§ **Provided data**

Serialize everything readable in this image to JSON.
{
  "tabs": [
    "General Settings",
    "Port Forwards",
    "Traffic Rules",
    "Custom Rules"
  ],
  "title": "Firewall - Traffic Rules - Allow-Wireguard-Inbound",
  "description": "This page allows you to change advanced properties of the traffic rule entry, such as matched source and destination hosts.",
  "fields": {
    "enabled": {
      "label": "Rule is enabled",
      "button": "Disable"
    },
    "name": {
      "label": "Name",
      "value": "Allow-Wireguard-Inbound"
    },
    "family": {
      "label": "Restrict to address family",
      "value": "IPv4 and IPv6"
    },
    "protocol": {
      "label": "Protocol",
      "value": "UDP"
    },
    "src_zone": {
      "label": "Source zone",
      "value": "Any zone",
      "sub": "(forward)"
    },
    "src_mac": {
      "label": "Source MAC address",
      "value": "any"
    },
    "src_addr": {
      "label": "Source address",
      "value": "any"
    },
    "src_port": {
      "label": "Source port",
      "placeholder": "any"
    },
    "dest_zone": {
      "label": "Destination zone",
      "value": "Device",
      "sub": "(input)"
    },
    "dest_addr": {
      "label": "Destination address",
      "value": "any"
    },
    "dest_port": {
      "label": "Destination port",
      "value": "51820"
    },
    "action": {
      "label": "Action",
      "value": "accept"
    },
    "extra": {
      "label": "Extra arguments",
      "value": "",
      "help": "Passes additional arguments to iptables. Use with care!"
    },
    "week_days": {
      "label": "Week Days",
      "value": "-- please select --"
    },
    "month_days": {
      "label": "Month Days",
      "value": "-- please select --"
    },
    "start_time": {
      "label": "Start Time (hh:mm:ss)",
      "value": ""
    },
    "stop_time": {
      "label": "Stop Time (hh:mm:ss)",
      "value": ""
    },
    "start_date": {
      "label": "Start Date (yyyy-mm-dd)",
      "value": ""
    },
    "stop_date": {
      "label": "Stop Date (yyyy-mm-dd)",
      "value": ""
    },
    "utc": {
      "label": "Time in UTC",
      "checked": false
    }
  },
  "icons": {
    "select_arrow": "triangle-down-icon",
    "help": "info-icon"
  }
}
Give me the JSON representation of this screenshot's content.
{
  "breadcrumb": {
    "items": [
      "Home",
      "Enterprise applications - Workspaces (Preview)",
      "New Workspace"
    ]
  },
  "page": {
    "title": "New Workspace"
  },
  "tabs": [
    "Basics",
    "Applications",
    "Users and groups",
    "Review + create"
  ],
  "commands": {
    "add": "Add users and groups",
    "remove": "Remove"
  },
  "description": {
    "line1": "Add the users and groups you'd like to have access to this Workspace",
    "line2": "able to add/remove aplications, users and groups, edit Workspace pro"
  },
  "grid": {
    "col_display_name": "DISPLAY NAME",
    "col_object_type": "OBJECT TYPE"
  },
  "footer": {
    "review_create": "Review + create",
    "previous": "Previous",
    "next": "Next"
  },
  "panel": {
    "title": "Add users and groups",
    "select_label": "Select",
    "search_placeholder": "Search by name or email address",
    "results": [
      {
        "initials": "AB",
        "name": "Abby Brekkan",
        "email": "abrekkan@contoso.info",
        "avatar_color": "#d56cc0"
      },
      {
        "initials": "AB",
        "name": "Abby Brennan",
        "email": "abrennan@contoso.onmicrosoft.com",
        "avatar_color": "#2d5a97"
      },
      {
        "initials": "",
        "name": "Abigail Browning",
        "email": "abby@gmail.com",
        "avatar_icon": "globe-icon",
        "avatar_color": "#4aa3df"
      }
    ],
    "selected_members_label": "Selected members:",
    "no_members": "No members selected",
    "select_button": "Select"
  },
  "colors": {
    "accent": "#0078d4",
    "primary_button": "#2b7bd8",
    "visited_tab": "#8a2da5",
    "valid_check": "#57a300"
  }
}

§ **Given exercise**
Write out the records above again, keeping each one identical to the original.

§ **Answer to the exercise**
Serialize everything readable in this image to JSON.
{
  "tabs": [
    "General Settings",
    "Port Forwards",
    "Traffic Rules",
    "Custom Rules"
  ],
  "title": "Firewall - Traffic Rules - Allow-Wireguard-Inbound",
  "description": "This page allows you to change advanced properties of the traffic rule entry, such as matched source and destination hosts.",
  "fields": {
    "enabled": {
      "label": "Rule is enabled",
      "button": "Disable"
    },
    "name": {
      "label": "Name",
      "value": "Allow-Wireguard-Inbound"
    },
    "family": {
      "label": "Restrict to address family",
      "value": "IPv4 and IPv6"
    },
    "protocol": {
      "label": "Protocol",
      "value": "UDP"
    },
    "src_zone": {
      "label": "Source zone",
      "value": "Any zone",
      "sub": "(forward)"
    },
    "src_mac": {
      "label": "Source MAC address",
      "value": "any"
    },
    "src_addr": {
      "label": "Source address",
      "value": "any"
    },
    "src_port": {
      "label": "Source port",
      "placeholder": "any"
    },
    "dest_zone": {
      "label": "Destination zone",
      "value": "Device",
      "sub": "(input)"
    },
    "dest_addr": {
      "label": "Destination address",
      "value": "any"
    },
    "dest_port": {
      "label": "Destination port",
      "value": "51820"
    },
    "action": {
      "label": "Action",
      "value": "accept"
    },
    "extra": {
      "label": "Extra arguments",
      "value": "",
      "help": "Passes additional arguments to iptables. Use with care!"
    },
    "week_days": {
      "label": "Week Days",
      "value": "-- please select --"
    },
    "month_days": {
      "label": "Month Days",
      "value": "-- please select --"
    },
    "start_time": {
      "label": "Start Time (hh:mm:ss)",
      "value": ""
    },
    "stop_time": {
      "label": "Stop Time (hh:mm:ss)",
      "value": ""
    },
    "start_date": {
      "label": "Start Date (yyyy-mm-dd)",
      "value": ""
    },
    "stop_date": {
      "label": "Stop Date (yyyy-mm-dd)",
      "value": ""
    },
    "utc": {
      "label": "Time in UTC",
      "checked": false
    }
  },
  "icons": {
    "select_arrow": "triangle-down-icon",
    "help": "info-icon"
  }
}
Give me the JSON representation of this screenshot's content.
{
  "breadcrumb": {
    "items": [
      "Home",
      "Enterprise applications - Workspaces (Preview)",
      "New Workspace"
    ]
  },
  "page": {
    "title": "New Workspace"
  },
  "tabs": [
    "Basics",
    "Applications",
    "Users and groups",
    "Review + create"
  ],
  "commands": {
    "add": "Add users and groups",
    "remove": "Remove"
  },
  "description": {
    "line1": "Add the users and groups you'd like to have access to this Workspace",
    "line2": "able to add/remove aplications, users and groups, edit Workspace pro"
  },
  "grid": {
    "col_display_name": "DISPLAY NAME",
    "col_object_type": "OBJECT TYPE"
  },
  "footer": {
    "review_create": "Review + create",
    "previous": "Previous",
    "next": "Next"
  },
  "panel": {
    "title": "Add users and groups",
    "select_label": "Select",
    "search_placeholder": "Search by name or email address",
    "results": [
      {
        "initials": "AB",
        "name": "Abby Brekkan",
        "email": "abrekkan@contoso.info",
        "avatar_color": "#d56cc0"
      },
      {
        "initials": "AB",
        "name": "Abby Brennan",
        "email": "abrennan@contoso.onmicrosoft.com",
        "avatar_color": "#2d5a97"
      },
      {
        "initials": "",
        "name": "Abigail Browning",
        "email": "abby@gmail.com",
        "avatar_icon": "globe-icon",
        "avatar_color": "#4aa3df"
      }
    ],
    "selected_members_label": "Selected members:",
    "no_members": "No members selected",
    "select_button": "Select"
  },
  "colors": {
    "accent": "#0078d4",
    "primary_button": "#2b7bd8",
    "visited_tab": "#8a2da5",
    "valid_check": "#57a300"
  }
}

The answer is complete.